## Begin MATERIAL PROVIDED

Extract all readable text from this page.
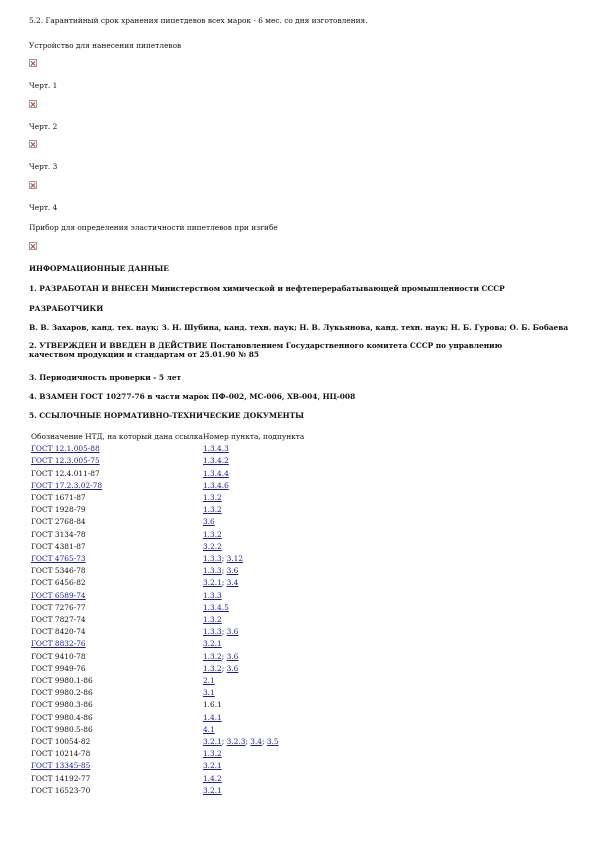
5.2. Гарантийный срок хранения пипетдевов всех марок - 6 мес. со дня изготовления.

Устройство для нанесения пипетлевов

Черт. 1

Черт. 2

Черт. 3

Черт. 4

Прибор для определения эластичности пипетлевов при изгибе

ИНФОРМАЦИОННЫЕ ДАННЫЕ

1. РАЗРАБОТАН И ВНЕСЕН Министерством химической и нефтеперерабатывающей промышленности СССР

РАЗРАБОТЧИКИ

В. В. Захаров, канд. тех. наук; З. Н. Шубина, канд. техн. наук; Н. В. Лукьянова, канд. техн. наук; Н. Б. Гурова; О. Б. Бобаева

2. УТВЕРЖДЕН И ВВЕДЕН В ДЕЙСТВИЕ Постановлением Государственного комитета СССР по управлению качеством продукции и стандартам от 25.01.90 № 85

3. Периодичность проверки - 5 лет

4. ВЗАМЕН ГОСТ 10277-76 в части марок ПФ-002, МС-006, ХВ-004, НЦ-008

5. ССЫЛОЧНЫЕ НОРМАТИВНО-ТЕХНИЧЕСКИЕ ДОКУМЕНТЫ

Обозначение НТД, на который дана ссылка	Номер пункта, подпункта
ГОСТ 12.1.005-88	1.3.4.3
ГОСТ 12.3.005-75	1.3.4.2
ГОСТ 12.4.011-87	1.3.4.4
ГОСТ 17.2.3.02-78	1.3.4.6
ГОСТ 1671-87	1.3.2
ГОСТ 1928-79	1.3.2
ГОСТ 2768-84	3.6
ГОСТ 3134-78	1.3.2
ГОСТ 4381-87	3.2.2
ГОСТ 4765-73	1.3.3; 3.12
ГОСТ 5346-78	1.3.3; 3.6
ГОСТ 6456-82	3.2.1; 3.4
ГОСТ 6589-74	1.3.3
ГОСТ 7276-77	1.3.4.5
ГОСТ 7827-74	1.3.2
ГОСТ 8420-74	1.3.3; 3.6
ГОСТ 8832-76	3.2.1
ГОСТ 9410-78	1.3.2; 3.6
ГОСТ 9949-76	1.3.2; 3.6
ГОСТ 9980.1-86	2.1
ГОСТ 9980.2-86	3.1
ГОСТ 9980.3-86	1.6.1
ГОСТ 9980.4-86	1.4.1
ГОСТ 9980.5-86	4.1
ГОСТ 10054-82	3.2.1; 3.2.3; 3.4; 3.5
ГОСТ 10214-78	1.3.2
ГОСТ 13345-85	3.2.1
ГОСТ 14192-77	1.4.2
ГОСТ 16523-70	3.2.1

## End MATERIAL PROVIDED

Quote all of the entries word for word, omitting any pictures.

* ANSWER TO THIS PROBLEM:
Extract all readable text from this page.
5.2. Гарантийный срок хранения пипетдевов всех марок - 6 мес. со дня изготовления.

Устройство для нанесения пипетлевов

Черт. 1

Черт. 2

Черт. 3

Черт. 4

Прибор для определения эластичности пипетлевов при изгибе

ИНФОРМАЦИОННЫЕ ДАННЫЕ

1. РАЗРАБОТАН И ВНЕСЕН Министерством химической и нефтеперерабатывающей промышленности СССР

РАЗРАБОТЧИКИ

В. В. Захаров, канд. тех. наук; З. Н. Шубина, канд. техн. наук; Н. В. Лукьянова, канд. техн. наук; Н. Б. Гурова; О. Б. Бобаева

2. УТВЕРЖДЕН И ВВЕДЕН В ДЕЙСТВИЕ Постановлением Государственного комитета СССР по управлению качеством продукции и стандартам от 25.01.90 № 85

3. Периодичность проверки - 5 лет

4. ВЗАМЕН ГОСТ 10277-76 в части марок ПФ-002, МС-006, ХВ-004, НЦ-008

5. ССЫЛОЧНЫЕ НОРМАТИВНО-ТЕХНИЧЕСКИЕ ДОКУМЕНТЫ

Обозначение НТД, на который дана ссылка	Номер пункта, подпункта
ГОСТ 12.1.005-88	1.3.4.3
ГОСТ 12.3.005-75	1.3.4.2
ГОСТ 12.4.011-87	1.3.4.4
ГОСТ 17.2.3.02-78	1.3.4.6
ГОСТ 1671-87	1.3.2
ГОСТ 1928-79	1.3.2
ГОСТ 2768-84	3.6
ГОСТ 3134-78	1.3.2
ГОСТ 4381-87	3.2.2
ГОСТ 4765-73	1.3.3; 3.12
ГОСТ 5346-78	1.3.3; 3.6
ГОСТ 6456-82	3.2.1; 3.4
ГОСТ 6589-74	1.3.3
ГОСТ 7276-77	1.3.4.5
ГОСТ 7827-74	1.3.2
ГОСТ 8420-74	1.3.3; 3.6
ГОСТ 8832-76	3.2.1
ГОСТ 9410-78	1.3.2; 3.6
ГОСТ 9949-76	1.3.2; 3.6
ГОСТ 9980.1-86	2.1
ГОСТ 9980.2-86	3.1
ГОСТ 9980.3-86	1.6.1
ГОСТ 9980.4-86	1.4.1
ГОСТ 9980.5-86	4.1
ГОСТ 10054-82	3.2.1; 3.2.3; 3.4; 3.5
ГОСТ 10214-78	1.3.2
ГОСТ 13345-85	3.2.1
ГОСТ 14192-77	1.4.2
ГОСТ 16523-70	3.2.1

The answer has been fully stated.